[Data items]
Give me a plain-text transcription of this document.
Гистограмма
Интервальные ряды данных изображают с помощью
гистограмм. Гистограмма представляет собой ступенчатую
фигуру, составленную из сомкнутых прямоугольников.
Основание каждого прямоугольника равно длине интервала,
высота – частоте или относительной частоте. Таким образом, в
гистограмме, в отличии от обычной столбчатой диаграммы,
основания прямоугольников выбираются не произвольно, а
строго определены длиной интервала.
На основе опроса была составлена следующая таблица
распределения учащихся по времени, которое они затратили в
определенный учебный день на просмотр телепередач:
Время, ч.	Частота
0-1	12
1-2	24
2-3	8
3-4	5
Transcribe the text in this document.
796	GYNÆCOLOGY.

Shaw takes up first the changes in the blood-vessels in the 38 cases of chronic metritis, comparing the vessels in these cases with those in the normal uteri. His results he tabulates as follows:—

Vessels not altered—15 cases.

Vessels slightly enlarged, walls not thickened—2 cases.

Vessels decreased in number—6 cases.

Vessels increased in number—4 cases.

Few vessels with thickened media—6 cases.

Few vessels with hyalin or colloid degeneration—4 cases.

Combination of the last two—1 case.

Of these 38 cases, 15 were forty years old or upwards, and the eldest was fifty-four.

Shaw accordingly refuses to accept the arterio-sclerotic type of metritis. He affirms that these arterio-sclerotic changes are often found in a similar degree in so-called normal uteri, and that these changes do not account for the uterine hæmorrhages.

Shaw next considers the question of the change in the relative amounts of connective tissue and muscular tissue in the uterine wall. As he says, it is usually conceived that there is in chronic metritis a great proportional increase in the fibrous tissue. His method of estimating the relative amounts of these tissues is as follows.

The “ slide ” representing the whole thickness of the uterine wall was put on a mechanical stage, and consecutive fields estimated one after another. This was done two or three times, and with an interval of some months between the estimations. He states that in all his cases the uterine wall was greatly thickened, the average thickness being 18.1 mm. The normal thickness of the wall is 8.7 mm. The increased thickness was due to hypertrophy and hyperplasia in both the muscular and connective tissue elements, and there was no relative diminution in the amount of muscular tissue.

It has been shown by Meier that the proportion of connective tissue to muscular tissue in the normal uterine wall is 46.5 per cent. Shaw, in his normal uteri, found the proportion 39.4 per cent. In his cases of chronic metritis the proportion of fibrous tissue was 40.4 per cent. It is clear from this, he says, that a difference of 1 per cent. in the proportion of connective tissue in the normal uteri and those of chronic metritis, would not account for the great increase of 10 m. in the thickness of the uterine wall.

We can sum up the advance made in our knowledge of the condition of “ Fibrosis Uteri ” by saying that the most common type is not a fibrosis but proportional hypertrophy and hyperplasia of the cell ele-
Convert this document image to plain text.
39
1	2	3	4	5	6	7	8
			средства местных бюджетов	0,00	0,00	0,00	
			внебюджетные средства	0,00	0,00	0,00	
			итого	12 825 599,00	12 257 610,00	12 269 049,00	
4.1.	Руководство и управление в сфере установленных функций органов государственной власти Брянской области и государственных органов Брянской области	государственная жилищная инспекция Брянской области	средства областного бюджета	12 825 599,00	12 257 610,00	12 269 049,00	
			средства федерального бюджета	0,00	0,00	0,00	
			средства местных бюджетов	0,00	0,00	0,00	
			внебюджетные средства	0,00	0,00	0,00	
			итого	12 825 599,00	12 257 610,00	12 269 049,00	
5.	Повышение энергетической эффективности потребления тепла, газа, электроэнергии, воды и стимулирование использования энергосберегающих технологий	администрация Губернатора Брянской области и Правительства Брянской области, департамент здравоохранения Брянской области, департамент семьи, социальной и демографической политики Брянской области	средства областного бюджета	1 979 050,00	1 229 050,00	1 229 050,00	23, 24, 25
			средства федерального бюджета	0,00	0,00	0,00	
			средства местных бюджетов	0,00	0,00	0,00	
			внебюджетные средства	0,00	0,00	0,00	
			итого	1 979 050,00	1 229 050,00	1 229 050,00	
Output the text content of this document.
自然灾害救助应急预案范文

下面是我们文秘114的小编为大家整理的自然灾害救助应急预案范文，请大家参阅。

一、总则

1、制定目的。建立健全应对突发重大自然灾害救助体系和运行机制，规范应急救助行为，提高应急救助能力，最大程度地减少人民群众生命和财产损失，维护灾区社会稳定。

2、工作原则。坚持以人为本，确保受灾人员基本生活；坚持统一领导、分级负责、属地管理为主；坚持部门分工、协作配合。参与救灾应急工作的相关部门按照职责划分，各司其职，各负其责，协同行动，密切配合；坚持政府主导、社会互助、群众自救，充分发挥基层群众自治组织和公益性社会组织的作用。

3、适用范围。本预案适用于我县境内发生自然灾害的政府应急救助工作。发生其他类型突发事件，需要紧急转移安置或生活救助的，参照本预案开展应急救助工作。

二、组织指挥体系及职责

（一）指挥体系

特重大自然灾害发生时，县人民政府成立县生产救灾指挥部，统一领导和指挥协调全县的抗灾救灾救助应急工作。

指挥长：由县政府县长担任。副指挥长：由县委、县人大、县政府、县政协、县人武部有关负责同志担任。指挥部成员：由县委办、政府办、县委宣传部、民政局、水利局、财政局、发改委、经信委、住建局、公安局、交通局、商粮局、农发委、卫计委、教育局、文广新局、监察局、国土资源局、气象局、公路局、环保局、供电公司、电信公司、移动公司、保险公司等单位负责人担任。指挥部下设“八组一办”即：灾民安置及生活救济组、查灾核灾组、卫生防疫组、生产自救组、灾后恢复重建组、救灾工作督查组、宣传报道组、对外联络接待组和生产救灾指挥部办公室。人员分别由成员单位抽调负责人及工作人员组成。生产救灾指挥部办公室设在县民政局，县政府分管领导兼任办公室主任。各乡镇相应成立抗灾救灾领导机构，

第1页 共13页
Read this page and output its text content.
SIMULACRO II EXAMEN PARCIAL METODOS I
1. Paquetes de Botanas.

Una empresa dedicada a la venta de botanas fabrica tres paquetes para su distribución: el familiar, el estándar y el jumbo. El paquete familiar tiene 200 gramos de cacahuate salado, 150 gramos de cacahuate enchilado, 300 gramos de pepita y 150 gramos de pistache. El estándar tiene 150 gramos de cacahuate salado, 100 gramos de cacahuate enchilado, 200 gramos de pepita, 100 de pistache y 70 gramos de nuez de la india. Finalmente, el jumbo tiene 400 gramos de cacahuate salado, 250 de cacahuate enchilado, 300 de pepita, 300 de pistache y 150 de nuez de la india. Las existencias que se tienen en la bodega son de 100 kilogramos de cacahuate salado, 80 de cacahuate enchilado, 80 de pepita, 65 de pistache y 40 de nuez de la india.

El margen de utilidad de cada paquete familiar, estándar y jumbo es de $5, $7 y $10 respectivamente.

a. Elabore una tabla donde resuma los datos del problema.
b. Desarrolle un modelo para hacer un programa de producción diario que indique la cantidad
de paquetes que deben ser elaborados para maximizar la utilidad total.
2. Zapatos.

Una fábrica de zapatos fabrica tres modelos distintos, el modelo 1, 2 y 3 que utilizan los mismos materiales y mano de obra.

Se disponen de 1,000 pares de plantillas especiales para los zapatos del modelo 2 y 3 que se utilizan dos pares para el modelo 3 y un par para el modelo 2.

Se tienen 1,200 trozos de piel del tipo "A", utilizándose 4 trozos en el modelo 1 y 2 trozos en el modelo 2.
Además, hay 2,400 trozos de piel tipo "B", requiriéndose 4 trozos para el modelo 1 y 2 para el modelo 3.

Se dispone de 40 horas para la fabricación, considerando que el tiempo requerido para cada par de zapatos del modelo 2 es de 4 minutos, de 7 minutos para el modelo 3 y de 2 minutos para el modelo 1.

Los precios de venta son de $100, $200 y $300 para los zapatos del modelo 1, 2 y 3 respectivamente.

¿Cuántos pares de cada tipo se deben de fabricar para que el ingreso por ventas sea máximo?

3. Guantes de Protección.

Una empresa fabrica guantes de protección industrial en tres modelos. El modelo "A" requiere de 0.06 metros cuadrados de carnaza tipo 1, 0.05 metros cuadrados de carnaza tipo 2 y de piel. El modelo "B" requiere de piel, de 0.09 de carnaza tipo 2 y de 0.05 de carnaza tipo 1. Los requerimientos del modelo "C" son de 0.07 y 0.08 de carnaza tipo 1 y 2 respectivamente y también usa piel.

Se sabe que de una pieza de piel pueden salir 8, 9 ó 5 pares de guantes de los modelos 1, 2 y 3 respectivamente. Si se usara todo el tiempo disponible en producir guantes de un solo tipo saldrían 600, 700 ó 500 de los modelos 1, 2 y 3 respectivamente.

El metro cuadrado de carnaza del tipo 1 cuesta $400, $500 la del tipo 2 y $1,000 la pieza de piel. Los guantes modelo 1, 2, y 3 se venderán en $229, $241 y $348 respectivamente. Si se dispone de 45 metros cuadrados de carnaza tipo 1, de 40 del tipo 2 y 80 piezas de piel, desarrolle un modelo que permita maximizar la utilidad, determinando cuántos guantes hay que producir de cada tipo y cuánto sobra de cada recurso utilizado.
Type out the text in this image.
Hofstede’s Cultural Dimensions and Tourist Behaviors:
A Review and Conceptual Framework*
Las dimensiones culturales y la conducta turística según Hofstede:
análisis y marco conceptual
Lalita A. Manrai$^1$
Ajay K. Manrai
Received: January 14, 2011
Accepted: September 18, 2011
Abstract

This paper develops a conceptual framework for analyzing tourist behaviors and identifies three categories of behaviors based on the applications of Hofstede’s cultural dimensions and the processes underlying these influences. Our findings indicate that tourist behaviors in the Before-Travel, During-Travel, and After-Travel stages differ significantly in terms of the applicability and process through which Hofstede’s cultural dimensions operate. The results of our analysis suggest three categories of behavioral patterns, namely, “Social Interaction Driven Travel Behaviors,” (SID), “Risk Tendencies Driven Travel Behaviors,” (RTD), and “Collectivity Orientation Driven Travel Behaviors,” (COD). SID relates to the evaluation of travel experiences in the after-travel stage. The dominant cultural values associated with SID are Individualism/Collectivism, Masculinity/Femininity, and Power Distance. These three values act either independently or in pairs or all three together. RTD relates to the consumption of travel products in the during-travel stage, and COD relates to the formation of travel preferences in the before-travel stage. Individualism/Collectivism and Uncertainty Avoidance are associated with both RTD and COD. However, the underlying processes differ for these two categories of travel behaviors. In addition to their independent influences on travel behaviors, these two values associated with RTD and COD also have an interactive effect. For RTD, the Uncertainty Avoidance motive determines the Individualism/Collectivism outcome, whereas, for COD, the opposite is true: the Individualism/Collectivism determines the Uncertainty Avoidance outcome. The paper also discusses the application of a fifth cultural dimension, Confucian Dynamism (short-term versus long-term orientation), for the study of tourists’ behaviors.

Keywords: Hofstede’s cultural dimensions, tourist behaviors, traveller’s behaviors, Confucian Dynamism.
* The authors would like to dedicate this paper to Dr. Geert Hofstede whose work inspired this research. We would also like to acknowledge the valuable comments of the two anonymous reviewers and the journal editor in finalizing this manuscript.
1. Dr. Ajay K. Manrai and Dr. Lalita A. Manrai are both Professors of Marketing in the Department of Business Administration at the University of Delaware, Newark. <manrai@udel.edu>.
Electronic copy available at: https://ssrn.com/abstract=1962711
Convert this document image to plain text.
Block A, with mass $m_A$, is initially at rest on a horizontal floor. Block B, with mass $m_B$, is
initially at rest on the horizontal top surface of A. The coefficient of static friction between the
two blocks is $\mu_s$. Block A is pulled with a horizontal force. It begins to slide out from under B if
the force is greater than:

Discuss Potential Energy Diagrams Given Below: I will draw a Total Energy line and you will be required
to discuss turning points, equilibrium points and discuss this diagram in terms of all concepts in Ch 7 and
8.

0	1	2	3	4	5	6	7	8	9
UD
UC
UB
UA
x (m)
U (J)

- **Task statement**: Pull out all lines containing the word "document" from the entries above.

- **Result of the exercise**:
Give me a plain-text transcription of this document.
Transcribe the text in this document.
Convert this document image to plain text.
Output the text content of this document.
Convert this document image to plain text.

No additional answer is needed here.